Job:
Copy out all of the material below word for word, keeping every line, but leave out the pictures.

[Record extracts start]

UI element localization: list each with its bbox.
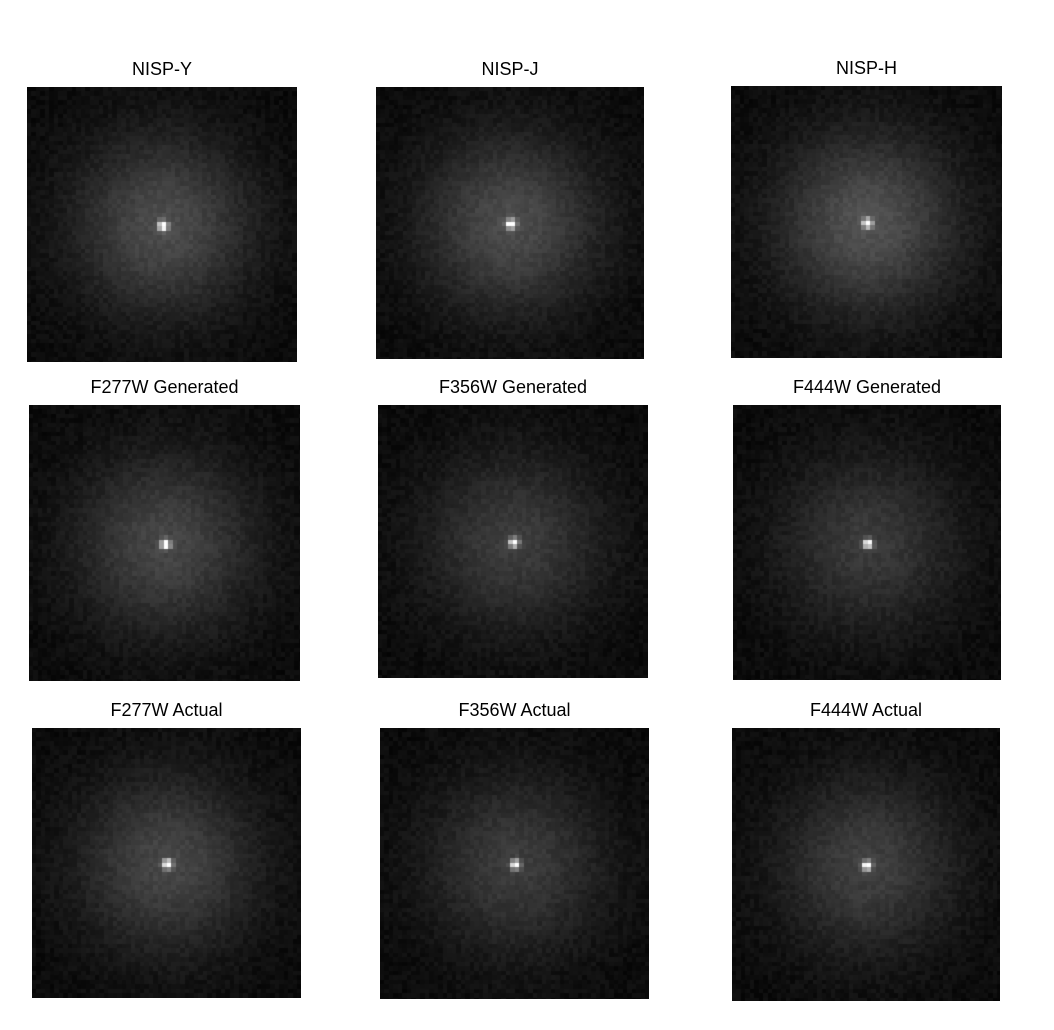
galaxy-image xyxy=(732,728,1000,1001)
panel-title: F444W Actual xyxy=(809,700,923,720)
panel-title: F356W Actual xyxy=(458,700,571,720)
panel-title: F277W Generated xyxy=(90,377,239,397)
galaxy-image xyxy=(27,87,297,362)
galaxy-image xyxy=(731,86,1002,358)
panel-title: NISP-J xyxy=(481,59,539,79)
panel-title: NISP-H xyxy=(835,58,897,78)
panel-f277w-generated: F277W Generated xyxy=(29,377,300,681)
panel-title: NISP-Y xyxy=(131,59,192,79)
galaxy-image xyxy=(380,728,649,999)
panel-nisp-h: NISP-H xyxy=(731,58,1002,358)
panel-title: F277W Actual xyxy=(110,700,223,720)
galaxy-image xyxy=(376,87,644,359)
panel-f444w-generated: F444W Generated xyxy=(733,377,1001,680)
galaxy-image xyxy=(32,728,301,998)
panel-f444w-actual: F444W Actual xyxy=(732,700,1000,1001)
panel-f356w-actual: F356W Actual xyxy=(380,700,649,999)
panel-title: F444W Generated xyxy=(792,377,942,397)
panel-nisp-j: NISP-J xyxy=(376,59,644,359)
galaxy-image xyxy=(733,405,1001,680)
panel-f277w-actual: F277W Actual xyxy=(32,700,301,998)
galaxy-image xyxy=(29,405,300,681)
panel-f356w-generated: F356W Generated xyxy=(378,377,648,678)
panel-title: F356W Generated xyxy=(438,377,588,397)
galaxy-image xyxy=(378,405,648,678)
panel-nisp-y: NISP-Y xyxy=(27,59,297,362)
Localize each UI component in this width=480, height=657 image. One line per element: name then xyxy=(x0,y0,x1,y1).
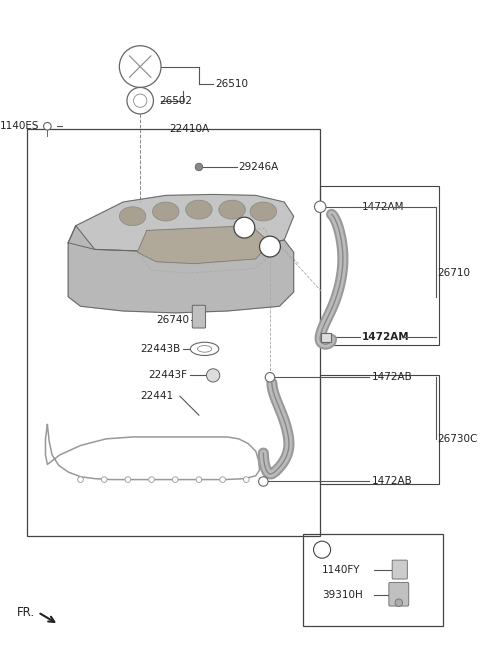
Bar xyxy=(26,129,320,536)
Text: FR.: FR. xyxy=(17,606,35,619)
Circle shape xyxy=(125,477,131,482)
Text: 22441: 22441 xyxy=(140,391,173,401)
Text: 39310H: 39310H xyxy=(322,590,363,600)
Text: 29246A: 29246A xyxy=(239,162,279,172)
Text: 1140ES: 1140ES xyxy=(0,122,39,131)
Bar xyxy=(303,533,444,626)
Circle shape xyxy=(314,201,326,212)
FancyBboxPatch shape xyxy=(392,560,408,579)
Circle shape xyxy=(101,477,107,482)
Polygon shape xyxy=(68,226,294,313)
Text: 1472AM: 1472AM xyxy=(362,332,409,342)
Text: 1472AM: 1472AM xyxy=(362,202,404,212)
FancyBboxPatch shape xyxy=(389,582,409,606)
Text: 1472AB: 1472AB xyxy=(372,476,412,486)
Circle shape xyxy=(44,122,51,130)
Circle shape xyxy=(196,477,202,482)
Text: a: a xyxy=(241,223,247,232)
Circle shape xyxy=(172,477,178,482)
Ellipse shape xyxy=(191,342,219,355)
Ellipse shape xyxy=(250,202,276,221)
Text: a: a xyxy=(320,545,324,555)
Text: 26730C: 26730C xyxy=(438,434,478,444)
Circle shape xyxy=(120,46,161,87)
Circle shape xyxy=(195,163,203,171)
Circle shape xyxy=(127,87,154,114)
Ellipse shape xyxy=(153,202,179,221)
Circle shape xyxy=(265,373,275,382)
Ellipse shape xyxy=(219,200,245,219)
Circle shape xyxy=(313,541,331,558)
Text: 22443F: 22443F xyxy=(148,371,187,380)
Circle shape xyxy=(78,477,84,482)
Ellipse shape xyxy=(197,346,212,352)
Circle shape xyxy=(220,477,226,482)
Circle shape xyxy=(206,369,220,382)
Text: 1140FY: 1140FY xyxy=(322,564,360,575)
Text: 22443B: 22443B xyxy=(140,344,180,354)
Bar xyxy=(320,375,439,484)
Circle shape xyxy=(260,236,280,257)
Bar xyxy=(321,332,331,342)
Polygon shape xyxy=(68,194,294,252)
FancyBboxPatch shape xyxy=(192,306,205,328)
Text: 26502: 26502 xyxy=(159,96,192,106)
Circle shape xyxy=(259,477,268,486)
Circle shape xyxy=(133,94,147,107)
Circle shape xyxy=(149,477,155,482)
Ellipse shape xyxy=(186,200,212,219)
Circle shape xyxy=(234,217,255,238)
Text: 22410A: 22410A xyxy=(169,124,209,134)
Circle shape xyxy=(243,477,249,482)
Ellipse shape xyxy=(120,207,146,226)
Polygon shape xyxy=(137,226,270,263)
Circle shape xyxy=(395,599,403,606)
Bar xyxy=(320,186,439,345)
Text: 26510: 26510 xyxy=(215,79,248,89)
Text: 1472AB: 1472AB xyxy=(372,373,412,382)
Text: 26710: 26710 xyxy=(438,268,470,278)
Text: 26740: 26740 xyxy=(156,315,189,325)
Text: a: a xyxy=(267,242,273,251)
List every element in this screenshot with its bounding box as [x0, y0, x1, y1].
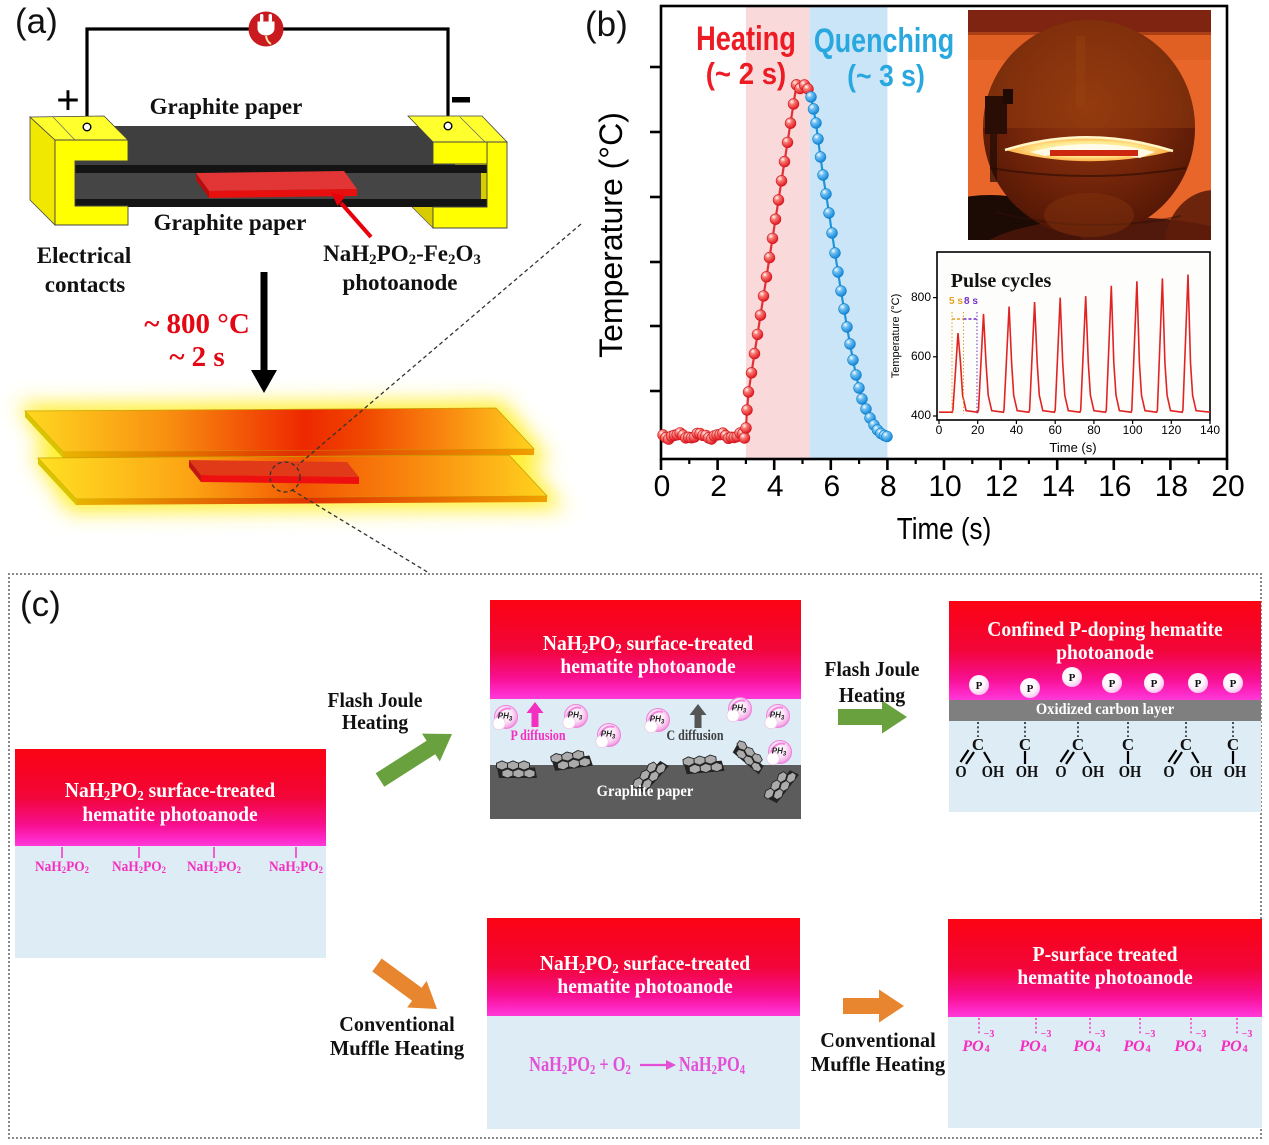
svg-text:P: P — [1230, 678, 1237, 690]
svg-text:P: P — [976, 680, 983, 692]
svg-text:P: P — [1109, 678, 1116, 690]
svg-text:PH3: PH3 — [498, 712, 513, 723]
svg-text:P: P — [1151, 678, 1158, 690]
svg-text:P: P — [1069, 672, 1076, 684]
svg-text:P: P — [1195, 678, 1202, 690]
svg-text:PH3: PH3 — [568, 711, 583, 722]
svg-text:PH3: PH3 — [732, 704, 747, 715]
svg-text:PH3: PH3 — [650, 715, 665, 726]
svg-text:PH3: PH3 — [601, 730, 616, 741]
svg-text:PH3: PH3 — [770, 711, 785, 722]
svg-text:P: P — [1027, 683, 1034, 695]
svg-text:PH3: PH3 — [772, 747, 787, 758]
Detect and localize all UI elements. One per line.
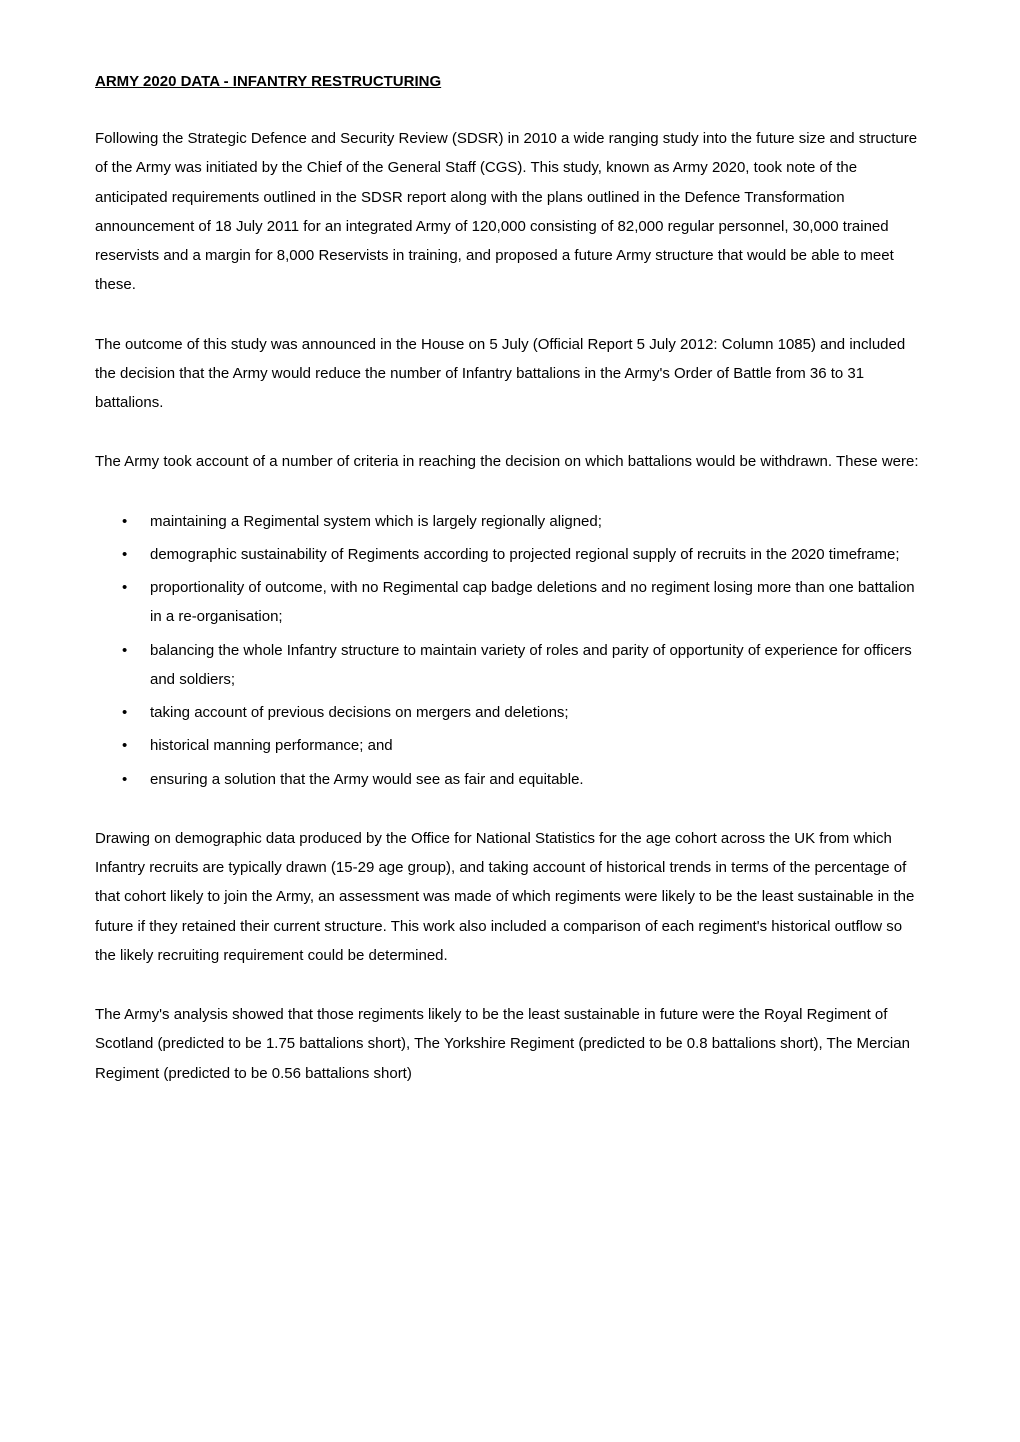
list-item: historical manning performance; and xyxy=(95,731,925,760)
document-title: ARMY 2020 DATA - INFANTRY RESTRUCTURING xyxy=(95,70,925,94)
criteria-list: maintaining a Regimental system which is… xyxy=(95,507,925,794)
list-item: demographic sustainability of Regiments … xyxy=(95,540,925,569)
paragraph-4: Drawing on demographic data produced by … xyxy=(95,824,925,970)
list-item: balancing the whole Infantry structure t… xyxy=(95,636,925,695)
paragraph-5: The Army's analysis showed that those re… xyxy=(95,1000,925,1088)
list-item: maintaining a Regimental system which is… xyxy=(95,507,925,536)
paragraph-1: Following the Strategic Defence and Secu… xyxy=(95,124,925,300)
paragraph-2: The outcome of this study was announced … xyxy=(95,330,925,418)
paragraph-3: The Army took account of a number of cri… xyxy=(95,447,925,476)
list-item: proportionality of outcome, with no Regi… xyxy=(95,573,925,632)
document-page: ARMY 2020 DATA - INFANTRY RESTRUCTURING … xyxy=(0,0,1020,1188)
list-item: taking account of previous decisions on … xyxy=(95,698,925,727)
list-item: ensuring a solution that the Army would … xyxy=(95,765,925,794)
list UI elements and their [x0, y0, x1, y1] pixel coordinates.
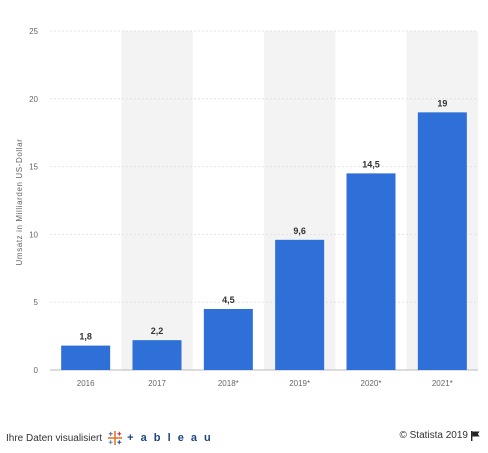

[Record extracts end]

Expected answer:
UI element localization: list each with its bbox.
galaxy-image xyxy=(732,728,1000,1001)
panel-title: F444W Actual xyxy=(809,700,923,720)
panel-title: F356W Actual xyxy=(458,700,571,720)
panel-title: F277W Generated xyxy=(90,377,239,397)
galaxy-image xyxy=(27,87,297,362)
galaxy-image xyxy=(731,86,1002,358)
panel-title: NISP-J xyxy=(481,59,539,79)
panel-title: NISP-H xyxy=(835,58,897,78)
panel-f277w-generated: F277W Generated xyxy=(29,377,300,681)
panel-title: NISP-Y xyxy=(131,59,192,79)
galaxy-image xyxy=(380,728,649,999)
panel-nisp-h: NISP-H xyxy=(731,58,1002,358)
panel-title: F277W Actual xyxy=(110,700,223,720)
galaxy-image xyxy=(376,87,644,359)
panel-f444w-generated: F444W Generated xyxy=(733,377,1001,680)
galaxy-image xyxy=(32,728,301,998)
panel-f444w-actual: F444W Actual xyxy=(732,700,1000,1001)
panel-f356w-actual: F356W Actual xyxy=(380,700,649,999)
panel-title: F444W Generated xyxy=(792,377,942,397)
panel-nisp-j: NISP-J xyxy=(376,59,644,359)
galaxy-image xyxy=(733,405,1001,680)
panel-f277w-actual: F277W Actual xyxy=(32,700,301,998)
galaxy-image xyxy=(29,405,300,681)
panel-f356w-generated: F356W Generated xyxy=(378,377,648,678)
panel-title: F356W Generated xyxy=(438,377,588,397)
galaxy-image xyxy=(378,405,648,678)
panel-nisp-y: NISP-Y xyxy=(27,59,297,362)
Localize each UI component in this width=480, height=657 image. One line per element: name then xyxy=(x0,y0,x1,y1).
Bar xyxy=(26,129,320,536)
Text: FR.: FR. xyxy=(17,606,35,619)
Circle shape xyxy=(125,477,131,482)
Text: 22441: 22441 xyxy=(140,391,173,401)
Text: 39310H: 39310H xyxy=(322,590,363,600)
Text: 29246A: 29246A xyxy=(239,162,279,172)
Text: 1140ES: 1140ES xyxy=(0,122,39,131)
Bar xyxy=(303,533,444,626)
Circle shape xyxy=(314,201,326,212)
FancyBboxPatch shape xyxy=(392,560,408,579)
Circle shape xyxy=(101,477,107,482)
Polygon shape xyxy=(68,226,294,313)
Text: 1472AM: 1472AM xyxy=(362,332,409,342)
Text: 1472AM: 1472AM xyxy=(362,202,404,212)
FancyBboxPatch shape xyxy=(389,582,409,606)
Text: 1472AB: 1472AB xyxy=(372,476,412,486)
Circle shape xyxy=(44,122,51,130)
Circle shape xyxy=(196,477,202,482)
Text: a: a xyxy=(241,223,247,232)
Circle shape xyxy=(172,477,178,482)
Ellipse shape xyxy=(191,342,219,355)
Ellipse shape xyxy=(250,202,276,221)
Text: a: a xyxy=(320,545,324,555)
Text: 26730C: 26730C xyxy=(438,434,478,444)
Circle shape xyxy=(120,46,161,87)
Circle shape xyxy=(195,163,203,171)
Circle shape xyxy=(127,87,154,114)
Ellipse shape xyxy=(153,202,179,221)
Circle shape xyxy=(265,373,275,382)
Ellipse shape xyxy=(219,200,245,219)
Circle shape xyxy=(313,541,331,558)
Text: 22443F: 22443F xyxy=(148,371,187,380)
Circle shape xyxy=(78,477,84,482)
Ellipse shape xyxy=(197,346,212,352)
Circle shape xyxy=(220,477,226,482)
Circle shape xyxy=(206,369,220,382)
Text: 1140FY: 1140FY xyxy=(322,564,360,575)
Text: 22443B: 22443B xyxy=(140,344,180,354)
Bar xyxy=(320,375,439,484)
Circle shape xyxy=(260,236,280,257)
Bar xyxy=(321,332,331,342)
Polygon shape xyxy=(68,194,294,252)
FancyBboxPatch shape xyxy=(192,306,205,328)
Text: 26502: 26502 xyxy=(159,96,192,106)
Circle shape xyxy=(259,477,268,486)
Circle shape xyxy=(133,94,147,107)
Circle shape xyxy=(149,477,155,482)
Ellipse shape xyxy=(186,200,212,219)
Circle shape xyxy=(234,217,255,238)
Text: 22410A: 22410A xyxy=(169,124,209,134)
Circle shape xyxy=(243,477,249,482)
Ellipse shape xyxy=(120,207,146,226)
Polygon shape xyxy=(137,226,270,263)
Circle shape xyxy=(395,599,403,606)
Bar xyxy=(320,186,439,345)
Text: 26510: 26510 xyxy=(215,79,248,89)
Text: 1472AB: 1472AB xyxy=(372,373,412,382)
Text: 26710: 26710 xyxy=(438,268,470,278)
Text: 26740: 26740 xyxy=(156,315,189,325)
Text: a: a xyxy=(267,242,273,251)
List every element in this screenshot with its bounding box as [x0, y0, x1, y1].
svg-text:P: P — [1230, 678, 1237, 690]
svg-text:P: P — [976, 680, 983, 692]
svg-text:P: P — [1109, 678, 1116, 690]
svg-text:PH3: PH3 — [498, 712, 513, 723]
svg-text:P: P — [1151, 678, 1158, 690]
svg-text:P: P — [1069, 672, 1076, 684]
svg-text:P: P — [1195, 678, 1202, 690]
svg-text:PH3: PH3 — [568, 711, 583, 722]
svg-text:PH3: PH3 — [732, 704, 747, 715]
svg-text:PH3: PH3 — [650, 715, 665, 726]
svg-text:PH3: PH3 — [601, 730, 616, 741]
svg-text:PH3: PH3 — [770, 711, 785, 722]
svg-text:P: P — [1027, 683, 1034, 695]
svg-text:PH3: PH3 — [772, 747, 787, 758]
Detect and localize all UI elements. One per line.
list-item: historical manning performance; and xyxy=(95,731,925,760)
document-title: ARMY 2020 DATA - INFANTRY RESTRUCTURING xyxy=(95,70,925,94)
criteria-list: maintaining a Regimental system which is… xyxy=(95,507,925,794)
list-item: demographic sustainability of Regiments … xyxy=(95,540,925,569)
paragraph-4: Drawing on demographic data produced by … xyxy=(95,824,925,970)
list-item: balancing the whole Infantry structure t… xyxy=(95,636,925,695)
paragraph-5: The Army's analysis showed that those re… xyxy=(95,1000,925,1088)
list-item: maintaining a Regimental system which is… xyxy=(95,507,925,536)
paragraph-1: Following the Strategic Defence and Secu… xyxy=(95,124,925,300)
paragraph-2: The outcome of this study was announced … xyxy=(95,330,925,418)
paragraph-3: The Army took account of a number of cri… xyxy=(95,447,925,476)
list-item: proportionality of outcome, with no Regi… xyxy=(95,573,925,632)
document-page: ARMY 2020 DATA - INFANTRY RESTRUCTURING … xyxy=(0,0,1020,1188)
list-item: taking account of previous decisions on … xyxy=(95,698,925,727)
list-item: ensuring a solution that the Army would … xyxy=(95,765,925,794)
list UI elements and their [x0, y0, x1, y1] pixel coordinates.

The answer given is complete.